## Request
Your copy of the material must match it exactly, except that pictures are dropped.

## Records for this task

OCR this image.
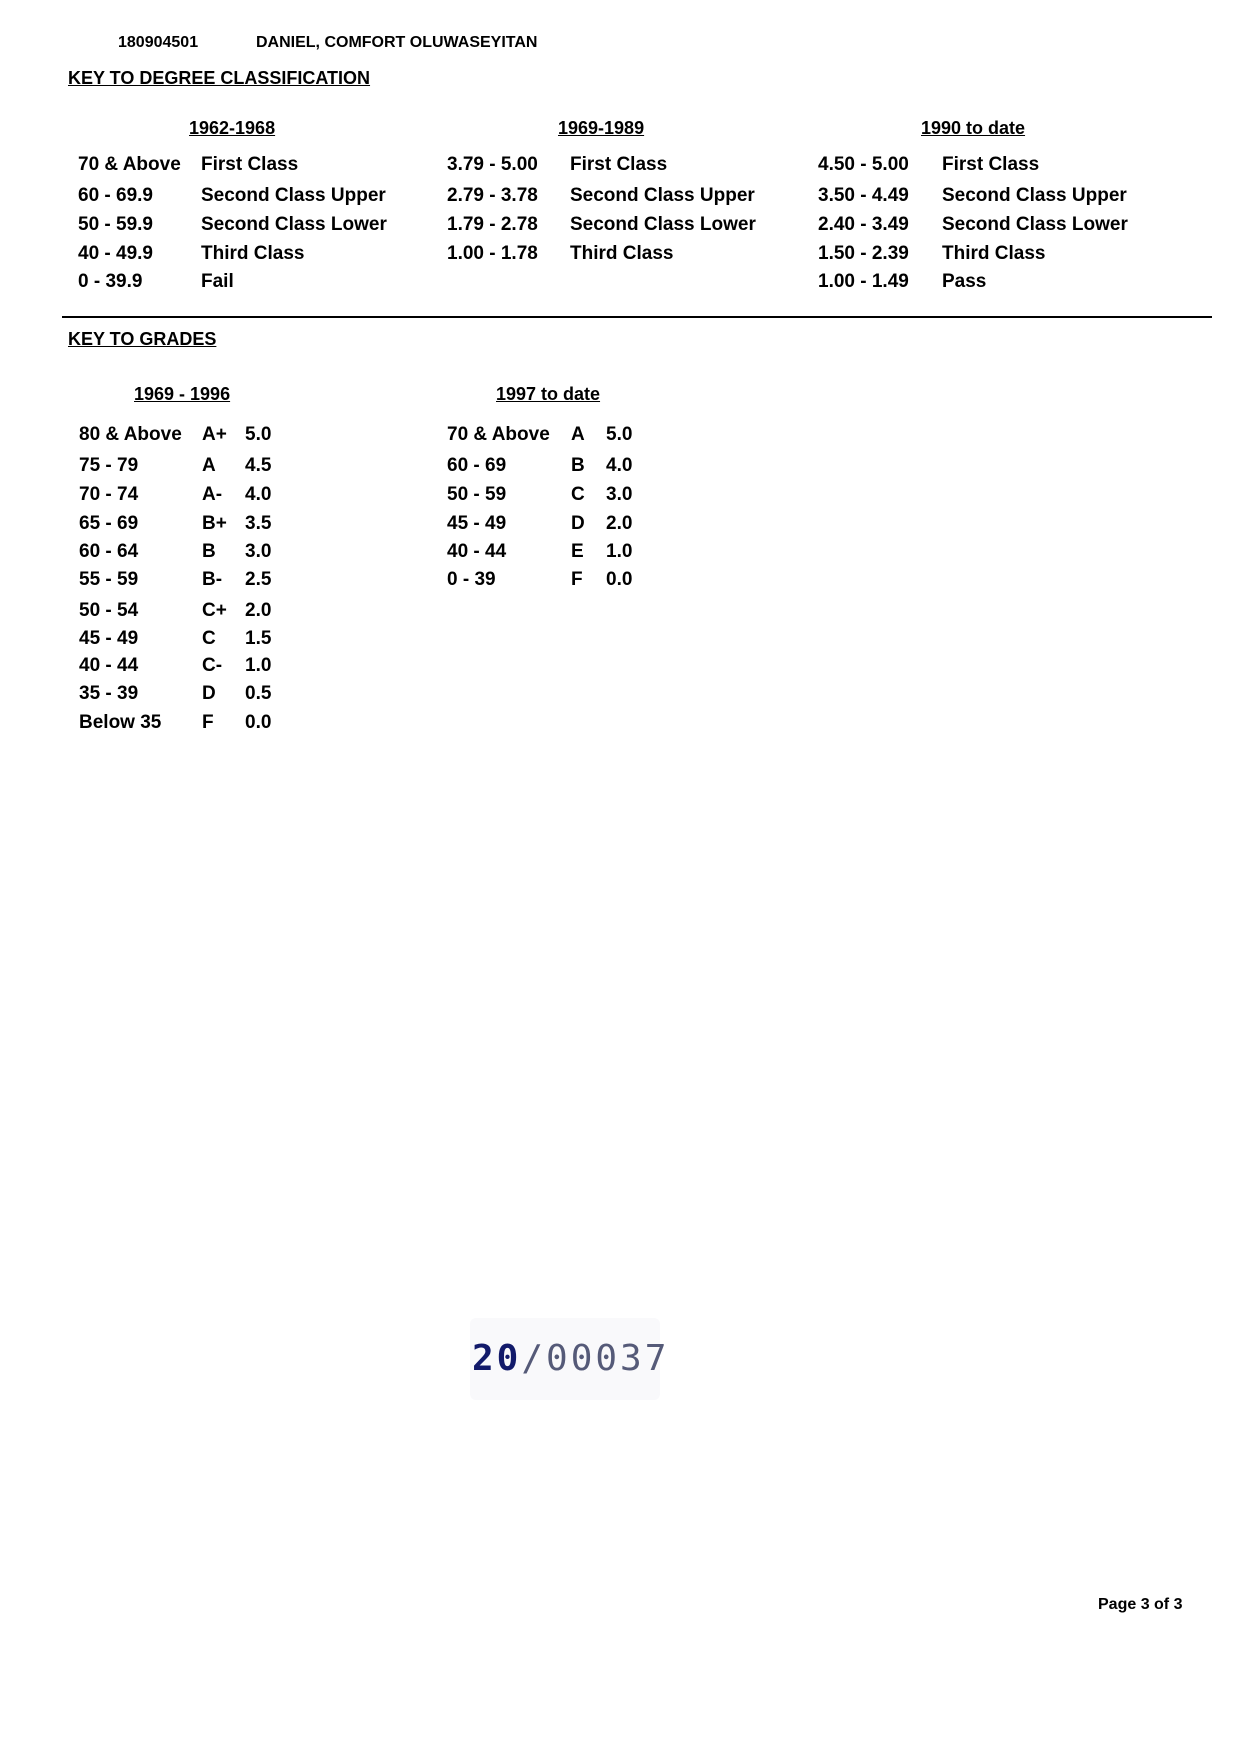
180904501	DANIEL, COMFORT OLUWASEYITAN
KEY TO DEGREE CLASSIFICATION
1962-1968	1969-1989	1990 to date
70 & Above First Class
60 - 69.9	Second Class Upper
50 - 59.9	Second Class Lower
40 - 49.9	Third Class
0 - 39.9	Fail
3.79 - 5.00 First Class
2.79 - 3.78 Second Class Upper
1.79 - 2.78 Second Class Lower
1.00 - 1.78 Third Class
4.50 - 5.00 First Class
3.50 - 4.49 Second Class Upper
2.40 - 3.49 Second Class Lower
1.50 - 2.39 Third Class
1.00 - 1.49 Pass
KEY TO GRADES
1969 - 1996	1997 to date
80 & Above A+ 5.0
75 - 79	A 4.5
70 - 74	A- 4.0
65 - 69	B+ 3.5
60 - 64	B 3.0
55 - 59	B- 2.5
50 - 54	C+ 2.0
45 - 49	C 1.5
40 - 44	C- 1.0
35 - 39	D 0.5
Below 35 F 0.0
70 & Above A 5.0
60 - 69	B 4.0
50 - 59	C 3.0
45 - 49	D 2.0
40 - 44	E 1.0
0 - 39	F 0.0
20/00037
Page 3 of 3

## Solution for this exercise
OCR this image.
180904501	DANIEL, COMFORT OLUWASEYITAN
KEY TO DEGREE CLASSIFICATION
1962-1968	1969-1989	1990 to date
70 & Above First Class
60 - 69.9	Second Class Upper
50 - 59.9	Second Class Lower
40 - 49.9	Third Class
0 - 39.9	Fail
3.79 - 5.00 First Class
2.79 - 3.78 Second Class Upper
1.79 - 2.78 Second Class Lower
1.00 - 1.78 Third Class
4.50 - 5.00 First Class
3.50 - 4.49 Second Class Upper
2.40 - 3.49 Second Class Lower
1.50 - 2.39 Third Class
1.00 - 1.49 Pass
KEY TO GRADES
1969 - 1996	1997 to date
80 & Above A+ 5.0
75 - 79	A 4.5
70 - 74	A- 4.0
65 - 69	B+ 3.5
60 - 64	B 3.0
55 - 59	B- 2.5
50 - 54	C+ 2.0
45 - 49	C 1.5
40 - 44	C- 1.0
35 - 39	D 0.5
Below 35 F 0.0
70 & Above A 5.0
60 - 69	B 4.0
50 - 59	C 3.0
45 - 49	D 2.0
40 - 44	E 1.0
0 - 39	F 0.0
20/00037
Page 3 of 3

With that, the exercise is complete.